## Begin Available records

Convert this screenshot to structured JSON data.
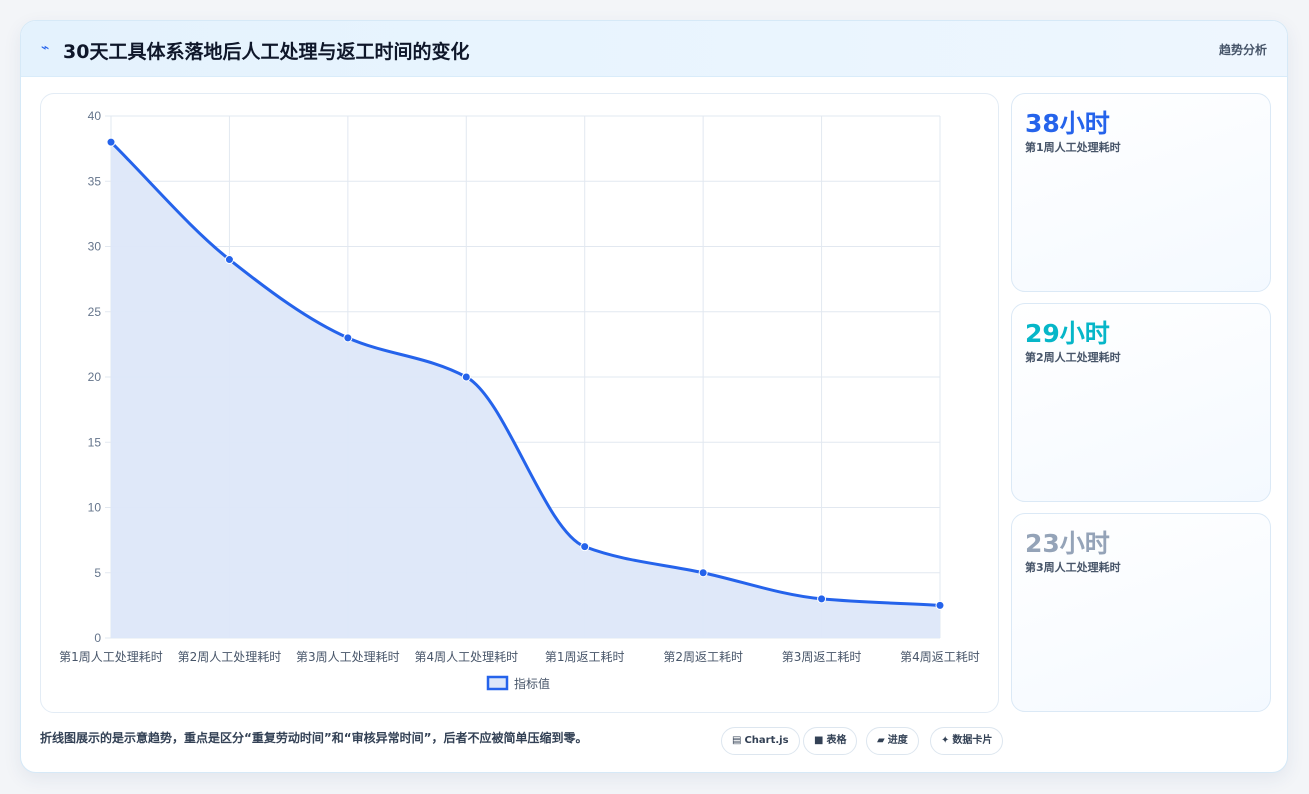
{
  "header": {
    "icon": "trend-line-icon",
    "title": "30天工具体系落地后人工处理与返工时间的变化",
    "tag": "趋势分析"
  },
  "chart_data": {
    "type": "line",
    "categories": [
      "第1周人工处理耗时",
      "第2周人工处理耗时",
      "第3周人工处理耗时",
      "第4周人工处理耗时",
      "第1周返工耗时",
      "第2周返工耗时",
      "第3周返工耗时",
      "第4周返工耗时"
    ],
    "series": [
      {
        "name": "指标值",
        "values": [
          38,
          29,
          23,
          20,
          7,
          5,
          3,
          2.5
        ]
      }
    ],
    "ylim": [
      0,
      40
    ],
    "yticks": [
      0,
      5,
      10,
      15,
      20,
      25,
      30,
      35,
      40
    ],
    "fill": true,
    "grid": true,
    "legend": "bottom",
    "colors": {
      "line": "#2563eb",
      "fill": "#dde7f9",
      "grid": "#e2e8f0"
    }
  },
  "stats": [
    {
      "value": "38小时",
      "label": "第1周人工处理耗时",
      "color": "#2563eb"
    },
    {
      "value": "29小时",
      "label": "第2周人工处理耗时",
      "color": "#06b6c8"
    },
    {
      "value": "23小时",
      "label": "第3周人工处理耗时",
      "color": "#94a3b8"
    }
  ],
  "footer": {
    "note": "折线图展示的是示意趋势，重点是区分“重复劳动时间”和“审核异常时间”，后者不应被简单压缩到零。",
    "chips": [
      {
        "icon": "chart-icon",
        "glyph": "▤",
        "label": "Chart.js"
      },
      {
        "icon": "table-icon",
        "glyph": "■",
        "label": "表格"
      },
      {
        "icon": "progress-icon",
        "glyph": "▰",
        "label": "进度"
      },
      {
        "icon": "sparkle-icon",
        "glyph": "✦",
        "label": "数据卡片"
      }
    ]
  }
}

## End Available records

Set down every entry word for word, but omit the pictures.

Convert this screenshot to structured JSON data.
{
  "header": {
    "icon": "trend-line-icon",
    "title": "30天工具体系落地后人工处理与返工时间的变化",
    "tag": "趋势分析"
  },
  "chart_data": {
    "type": "line",
    "categories": [
      "第1周人工处理耗时",
      "第2周人工处理耗时",
      "第3周人工处理耗时",
      "第4周人工处理耗时",
      "第1周返工耗时",
      "第2周返工耗时",
      "第3周返工耗时",
      "第4周返工耗时"
    ],
    "series": [
      {
        "name": "指标值",
        "values": [
          38,
          29,
          23,
          20,
          7,
          5,
          3,
          2.5
        ]
      }
    ],
    "ylim": [
      0,
      40
    ],
    "yticks": [
      0,
      5,
      10,
      15,
      20,
      25,
      30,
      35,
      40
    ],
    "fill": true,
    "grid": true,
    "legend": "bottom",
    "colors": {
      "line": "#2563eb",
      "fill": "#dde7f9",
      "grid": "#e2e8f0"
    }
  },
  "stats": [
    {
      "value": "38小时",
      "label": "第1周人工处理耗时",
      "color": "#2563eb"
    },
    {
      "value": "29小时",
      "label": "第2周人工处理耗时",
      "color": "#06b6c8"
    },
    {
      "value": "23小时",
      "label": "第3周人工处理耗时",
      "color": "#94a3b8"
    }
  ],
  "footer": {
    "note": "折线图展示的是示意趋势，重点是区分“重复劳动时间”和“审核异常时间”，后者不应被简单压缩到零。",
    "chips": [
      {
        "icon": "chart-icon",
        "glyph": "▤",
        "label": "Chart.js"
      },
      {
        "icon": "table-icon",
        "glyph": "■",
        "label": "表格"
      },
      {
        "icon": "progress-icon",
        "glyph": "▰",
        "label": "进度"
      },
      {
        "icon": "sparkle-icon",
        "glyph": "✦",
        "label": "数据卡片"
      }
    ]
  }
}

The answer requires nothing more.